AIM:
Pick out all lines in the listing holding the string "koszty" and copy them.
======== PROVIDED DATA
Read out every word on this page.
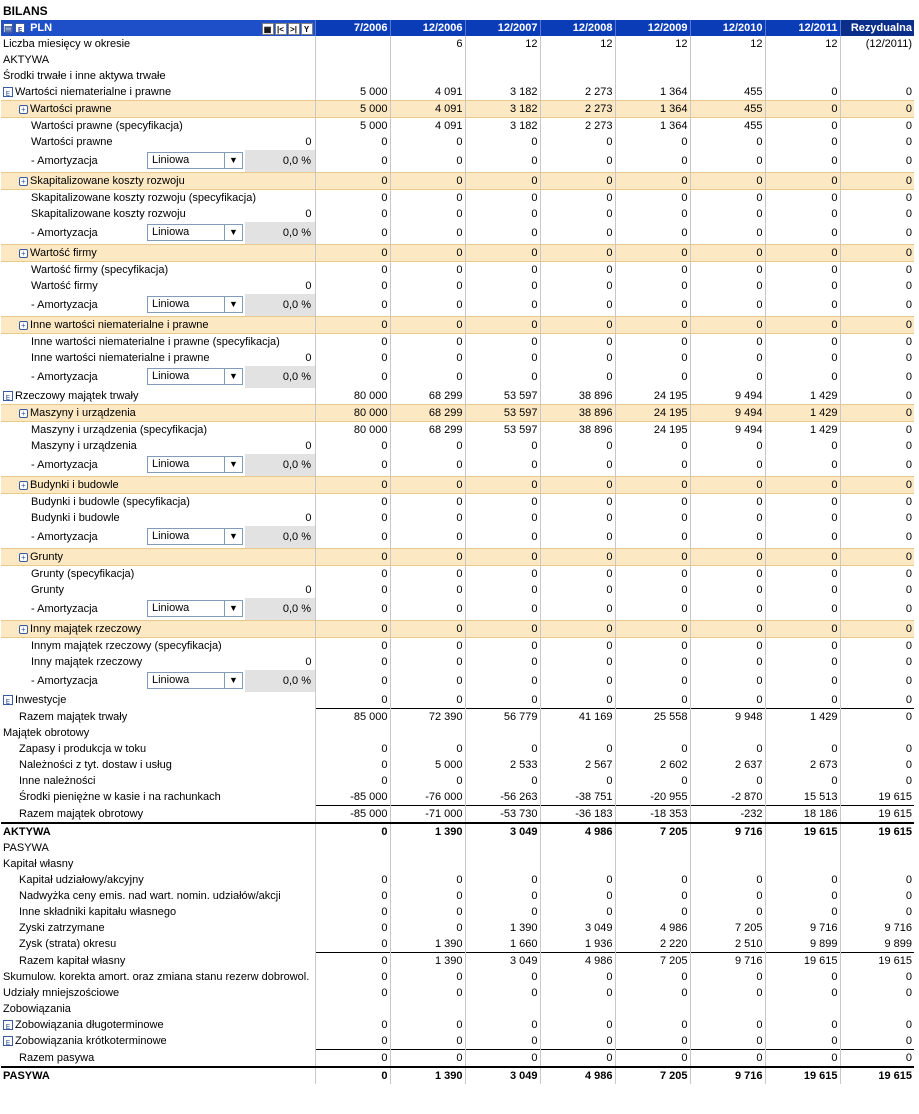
BILANS
▤ ᴇ PLN ▦ |< >| Y	7/2006	12/2006	12/2007	12/2008	12/2009	12/2010	12/2011	Rezydualna
Liczba miesięcy w okresie		6	12	12	12	12	12	(12/2011)
AKTYWA								
Środki trwałe i inne aktywa trwałe								
ᴇ Wartości niematerialne i prawne	5 000	4 091	3 182	2 273	1 364	455	0	0
+ Wartości prawne	5 000	4 091	3 182	2 273	1 364	455	0	0
Wartości prawne (specyfikacja)	5 000	4 091	3 182	2 273	1 364	455	0	0
Wartości prawne 0	0	0	0	0	0	0	0	0
- Amortyzacja Liniowa ▼ 0,0 %	0	0	0	0	0	0	0	0
+ Skapitalizowane koszty rozwoju	0	0	0	0	0	0	0	0
Skapitalizowane koszty rozwoju (specyfikacja)	0	0	0	0	0	0	0	0
Skapitalizowane koszty rozwoju 0	0	0	0	0	0	0	0	0
- Amortyzacja Liniowa ▼ 0,0 %	0	0	0	0	0	0	0	0
+ Wartość firmy	0	0	0	0	0	0	0	0
Wartość firmy (specyfikacja)	0	0	0	0	0	0	0	0
Wartość firmy 0	0	0	0	0	0	0	0	0
- Amortyzacja Liniowa ▼ 0,0 %	0	0	0	0	0	0	0	0
+ Inne wartości niematerialne i prawne	0	0	0	0	0	0	0	0
Inne wartości niematerialne i prawne (specyfikacja)	0	0	0	0	0	0	0	0
Inne wartości niematerialne i prawne 0	0	0	0	0	0	0	0	0
- Amortyzacja Liniowa ▼ 0,0 %	0	0	0	0	0	0	0	0
ᴇ Rzeczowy majątek trwały	80 000	68 299	53 597	38 896	24 195	9 494	1 429	0
+ Maszyny i urządzenia	80 000	68 299	53 597	38 896	24 195	9 494	1 429	0
Maszyny i urządzenia (specyfikacja)	80 000	68 299	53 597	38 896	24 195	9 494	1 429	0
Maszyny i urządzenia 0	0	0	0	0	0	0	0	0
- Amortyzacja Liniowa ▼ 0,0 %	0	0	0	0	0	0	0	0
+ Budynki i budowle	0	0	0	0	0	0	0	0
Budynki i budowle (specyfikacja)	0	0	0	0	0	0	0	0
Budynki i budowle 0	0	0	0	0	0	0	0	0
- Amortyzacja Liniowa ▼ 0,0 %	0	0	0	0	0	0	0	0
+ Grunty	0	0	0	0	0	0	0	0
Grunty (specyfikacja)	0	0	0	0	0	0	0	0
Grunty 0	0	0	0	0	0	0	0	0
- Amortyzacja Liniowa ▼ 0,0 %	0	0	0	0	0	0	0	0
+ Inny majątek rzeczowy	0	0	0	0	0	0	0	0
Innym majątek rzeczowy (specyfikacja)	0	0	0	0	0	0	0	0
Inny majątek rzeczowy 0	0	0	0	0	0	0	0	0
- Amortyzacja Liniowa ▼ 0,0 %	0	0	0	0	0	0	0	0
ᴇ Inwestycje	0	0	0	0	0	0	0	0
Razem majątek trwały	85 000	72 390	56 779	41 169	25 558	9 948	1 429	0
Majątek obrotowy								
Zapasy i produkcja w toku	0	0	0	0	0	0	0	0
Należności z tyt. dostaw i usług	0	5 000	2 533	2 567	2 602	2 637	2 673	0
Inne należności	0	0	0	0	0	0	0	0
Środki pieniężne w kasie i na rachunkach	-85 000	-76 000	-56 263	-38 751	-20 955	-2 870	15 513	19 615
Razem majątek obrotowy	-85 000	-71 000	-53 730	-36 183	-18 353	-232	18 186	19 615
AKTYWA	0	1 390	3 049	4 986	7 205	9 716	19 615	19 615
PASYWA								
Kapitał własny								
Kapitał udziałowy/akcyjny	0	0	0	0	0	0	0	0
Nadwyżka ceny emis. nad wart. nomin. udziałów/akcji	0	0	0	0	0	0	0	0
Inne składniki kapitału własnego	0	0	0	0	0	0	0	0
Zyski zatrzymane	0	0	1 390	3 049	4 986	7 205	9 716	9 716
Zysk (strata) okresu	0	1 390	1 660	1 936	2 220	2 510	9 899	9 899
Razem kapitał własny	0	1 390	3 049	4 986	7 205	9 716	19 615	19 615
Skumulow. korekta amort. oraz zmiana stanu rezerw dobrowol.	0	0	0	0	0	0	0	0
Udziały mniejszościowe	0	0	0	0	0	0	0	0
Zobowiązania								
ᴇ Zobowiązania długoterminowe	0	0	0	0	0	0	0	0
ᴇ Zobowiązania krótkoterminowe	0	0	0	0	0	0	0	0
Razem pasywa	0	0	0	0	0	0	0	0
PASYWA	0	1 390	3 049	4 986	7 205	9 716	19 615	19 615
================
SOLUTION TO THE EXERCISE:
+ Skapitalizowane koszty rozwoju	0	0	0	0	0	0	0	0
Skapitalizowane koszty rozwoju (specyfikacja)	0	0	0	0	0	0	0	0
Skapitalizowane koszty rozwoju 0	0	0	0	0	0	0	0	0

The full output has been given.